▸ Objective: Scan the records for the string "title"; copy each line where it occurs.

**** Exercise materials ****

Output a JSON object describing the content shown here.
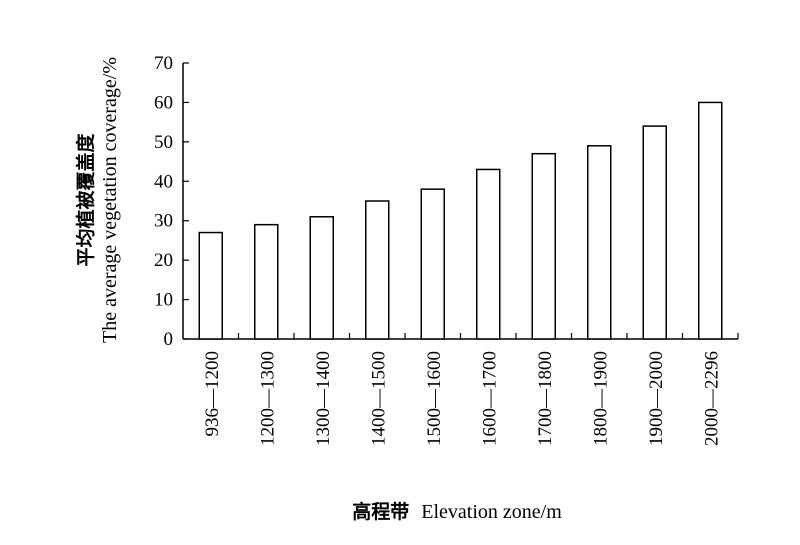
{
  "chart_data": {
    "type": "bar",
    "categories": [
      "936—1200",
      "1200—1300",
      "1300—1400",
      "1400—1500",
      "1500—1600",
      "1600—1700",
      "1700—1800",
      "1800—1900",
      "1900—2000",
      "2000—2296"
    ],
    "values": [
      27,
      29,
      31,
      35,
      38,
      43,
      47,
      49,
      54,
      60
    ],
    "title": "",
    "xlabel_zh": "高程带",
    "xlabel_en": "Elevation zone/m",
    "ylabel_zh": "平均植被覆盖度",
    "ylabel_en": "The average vegetation coverage/%",
    "ylim": [
      0,
      70
    ],
    "yticks": [
      0,
      10,
      20,
      30,
      40,
      50,
      60,
      70
    ],
    "grid": false,
    "bar_fill": "#ffffff",
    "bar_stroke": "#000000"
  }
}
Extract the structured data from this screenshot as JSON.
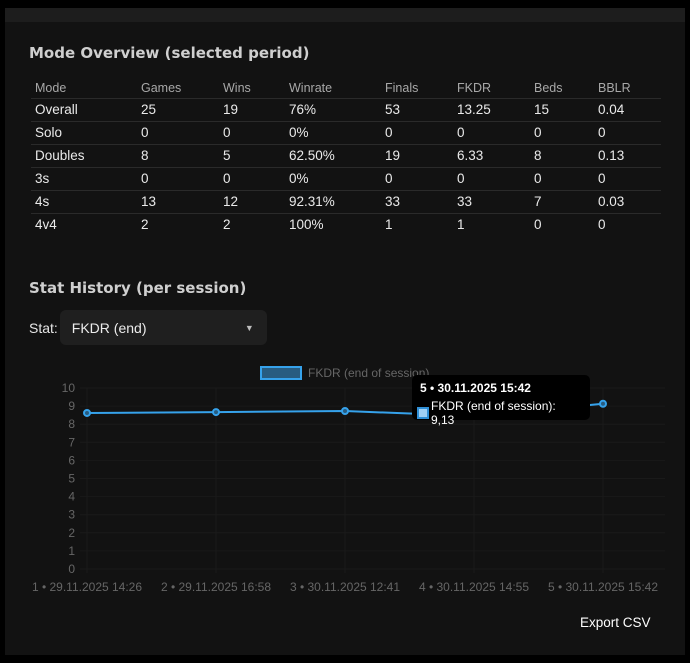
{
  "overview": {
    "title": "Mode Overview (selected period)",
    "columns": [
      "Mode",
      "Games",
      "Wins",
      "Winrate",
      "Finals",
      "FKDR",
      "Beds",
      "BBLR"
    ],
    "rows": [
      [
        "Overall",
        "25",
        "19",
        "76%",
        "53",
        "13.25",
        "15",
        "0.04"
      ],
      [
        "Solo",
        "0",
        "0",
        "0%",
        "0",
        "0",
        "0",
        "0"
      ],
      [
        "Doubles",
        "8",
        "5",
        "62.50%",
        "19",
        "6.33",
        "8",
        "0.13"
      ],
      [
        "3s",
        "0",
        "0",
        "0%",
        "0",
        "0",
        "0",
        "0"
      ],
      [
        "4s",
        "13",
        "12",
        "92.31%",
        "33",
        "33",
        "7",
        "0.03"
      ],
      [
        "4v4",
        "2",
        "2",
        "100%",
        "1",
        "1",
        "0",
        "0"
      ]
    ]
  },
  "history": {
    "title": "Stat History (per session)",
    "stat_label": "Stat:",
    "stat_selected": "FKDR (end)",
    "caret": "▼"
  },
  "tooltip": {
    "title": "5 • 30.11.2025 15:42",
    "body": "FKDR (end of session): 9,13"
  },
  "export_label": "Export CSV",
  "colors": {
    "line": "#36a2eb",
    "legend_fill": "#285c80",
    "panel_bg": "#121212",
    "axis_text": "#666666"
  },
  "chart_data": {
    "type": "line",
    "title": "",
    "legend": [
      "FKDR (end of session)"
    ],
    "legend_position": "top",
    "categories": [
      "1 • 29.11.2025 14:26",
      "2 • 29.11.2025 16:58",
      "3 • 30.11.2025 12:41",
      "4 • 30.11.2025 14:55",
      "5 • 30.11.2025 15:42"
    ],
    "series": [
      {
        "name": "FKDR (end of session)",
        "values": [
          8.62,
          8.67,
          8.73,
          8.45,
          9.13
        ]
      }
    ],
    "yticks": [
      "10",
      "9",
      "8",
      "7",
      "6",
      "5",
      "4",
      "3",
      "2",
      "1",
      "0"
    ],
    "ylim": [
      0,
      10
    ],
    "xlabel": "",
    "ylabel": "",
    "grid": true
  }
}
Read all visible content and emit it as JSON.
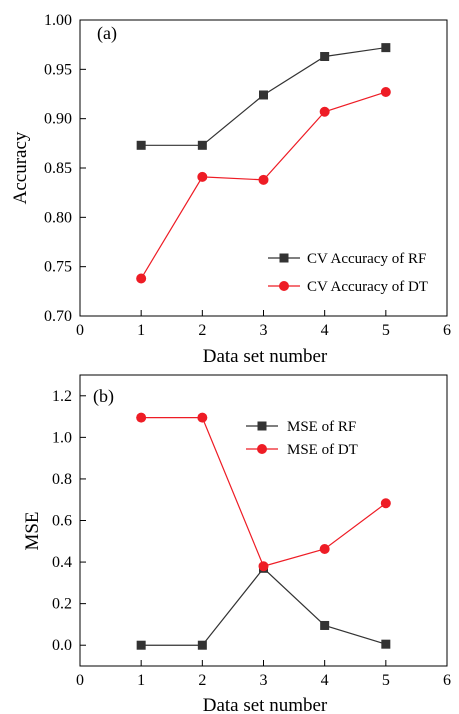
{
  "chart_data": [
    {
      "type": "line",
      "panel_label": "(a)",
      "xlabel": "Data set number",
      "ylabel": "Accuracy",
      "xlim": [
        0,
        6
      ],
      "ylim": [
        0.7,
        1.0
      ],
      "xticks": [
        "0",
        "1",
        "2",
        "3",
        "4",
        "5",
        "6"
      ],
      "yticks": [
        "0.70",
        "0.75",
        "0.80",
        "0.85",
        "0.90",
        "0.95",
        "1.00"
      ],
      "grid": false,
      "legend_position": "lower-right",
      "x": [
        1,
        2,
        3,
        4,
        5
      ],
      "series": [
        {
          "name": "CV Accuracy of RF",
          "marker": "square",
          "color": "#333333",
          "values": [
            0.873,
            0.873,
            0.924,
            0.963,
            0.972
          ]
        },
        {
          "name": "CV Accuracy of DT",
          "marker": "circle",
          "color": "#ee1c25",
          "values": [
            0.738,
            0.841,
            0.838,
            0.907,
            0.927
          ]
        }
      ]
    },
    {
      "type": "line",
      "panel_label": "(b)",
      "xlabel": "Data set number",
      "ylabel": "MSE",
      "xlim": [
        0,
        6
      ],
      "ylim": [
        -0.1,
        1.3
      ],
      "xticks": [
        "0",
        "1",
        "2",
        "3",
        "4",
        "5",
        "6"
      ],
      "yticks": [
        "0.0",
        "0.2",
        "0.4",
        "0.6",
        "0.8",
        "1.0",
        "1.2"
      ],
      "grid": false,
      "legend_position": "top-center",
      "x": [
        1,
        2,
        3,
        4,
        5
      ],
      "series": [
        {
          "name": "MSE of RF",
          "marker": "square",
          "color": "#333333",
          "values": [
            0.0,
            0.0,
            0.37,
            0.095,
            0.005
          ]
        },
        {
          "name": "MSE of DT",
          "marker": "circle",
          "color": "#ee1c25",
          "values": [
            1.095,
            1.095,
            0.38,
            0.463,
            0.683
          ]
        }
      ]
    }
  ]
}
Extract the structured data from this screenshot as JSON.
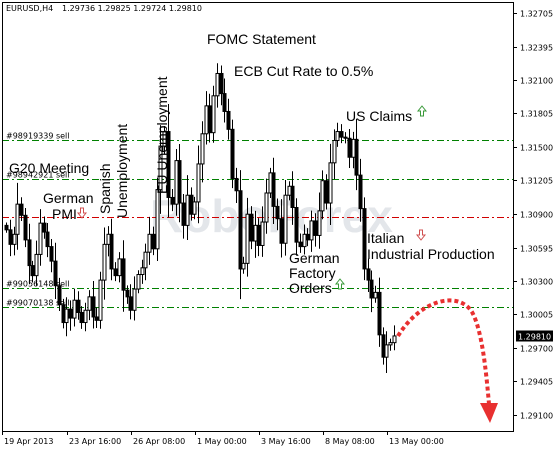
{
  "window": {
    "symbol": "EURUSD,H4",
    "ohlc": "1.29736 1.29825 1.29724 1.29810",
    "watermark": "RoboForex"
  },
  "colors": {
    "candle": "#000000",
    "green_line": "#008000",
    "red_line": "#d00000",
    "up_arrow": "#3a9a3a",
    "down_arrow": "#d05050",
    "forecast": "#e83030"
  },
  "chart_data": {
    "type": "candlestick",
    "title": "EURUSD,H4",
    "ylim": [
      1.2895,
      1.328
    ],
    "y_ticks": [
      "1.32705",
      "1.32395",
      "1.32100",
      "1.31805",
      "1.31500",
      "1.31205",
      "1.30900",
      "1.30595",
      "1.30300",
      "1.30005",
      "1.29700",
      "1.29405",
      "1.29100"
    ],
    "x_ticks": [
      "19 Apr 2013",
      "23 Apr 16:00",
      "26 Apr 08:00",
      "1 May 00:00",
      "3 May 16:00",
      "8 May 08:00",
      "13 May 00:00"
    ],
    "current_price": "1.29810",
    "closes": [
      1.3076,
      1.3063,
      1.3072,
      1.3099,
      1.3089,
      1.3067,
      1.3044,
      1.3035,
      1.3054,
      1.3082,
      1.3074,
      1.3061,
      1.3048,
      1.3026,
      1.3009,
      1.2993,
      1.3005,
      1.2997,
      1.3013,
      1.3002,
      1.2993,
      1.3004,
      1.3016,
      1.2998,
      1.2995,
      1.3031,
      1.3063,
      1.3072,
      1.3041,
      1.3035,
      1.305,
      1.3022,
      1.3016,
      1.3004,
      1.3023,
      1.3036,
      1.3042,
      1.3056,
      1.3072,
      1.3059,
      1.3112,
      1.3151,
      1.3164,
      1.3105,
      1.3099,
      1.3138,
      1.31,
      1.308,
      1.3107,
      1.309,
      1.3101,
      1.3135,
      1.3162,
      1.3187,
      1.3163,
      1.3196,
      1.3216,
      1.3198,
      1.3182,
      1.3166,
      1.3122,
      1.3111,
      1.3041,
      1.3046,
      1.309,
      1.3066,
      1.308,
      1.3062,
      1.3083,
      1.3109,
      1.3127,
      1.3097,
      1.3086,
      1.3064,
      1.3107,
      1.3115,
      1.3096,
      1.3065,
      1.3061,
      1.3072,
      1.3067,
      1.3084,
      1.3071,
      1.3093,
      1.312,
      1.31,
      1.3136,
      1.3156,
      1.3164,
      1.3159,
      1.3158,
      1.3141,
      1.3157,
      1.3125,
      1.3095,
      1.3041,
      1.3031,
      1.3015,
      1.302,
      1.2982,
      1.2962,
      1.2973,
      1.2975,
      1.2981
    ],
    "levels": [
      {
        "label": "#98919339 sell",
        "price": 1.31567,
        "color": "green"
      },
      {
        "label": "#98942921 sell",
        "price": 1.31211,
        "color": "green"
      },
      {
        "label": "",
        "price": 1.30877,
        "color": "red"
      },
      {
        "label": "#99056148 sell",
        "price": 1.30236,
        "color": "green"
      },
      {
        "label": "#99070138 sell",
        "price": 1.30068,
        "color": "green"
      }
    ],
    "annotations": [
      {
        "text": "FOMC Statement",
        "marker": "none"
      },
      {
        "text": "ECB Cut Rate to 0.5%",
        "marker": "none"
      },
      {
        "text": "US Claims",
        "marker": "up"
      },
      {
        "text": "EU Unemployment",
        "marker": "none"
      },
      {
        "text": "Spanish Unemployment",
        "marker": "none"
      },
      {
        "text": "G20 Meeting",
        "marker": "none"
      },
      {
        "text": "German PMI",
        "marker": "down"
      },
      {
        "text": "Italian Industrial Production",
        "marker": "down"
      },
      {
        "text": "German Factory Orders",
        "marker": "up"
      }
    ],
    "forecast": "curved dashed arrow up then down"
  }
}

****

▸ Solved exercise:
    "title": "",
    "title": "Mode Overview (selected period)",
    "title": "Stat History (per session)",
    "title": "5 • 30.11.2025 15:42",
    "title": "",
    "title": "EURUSD,H4",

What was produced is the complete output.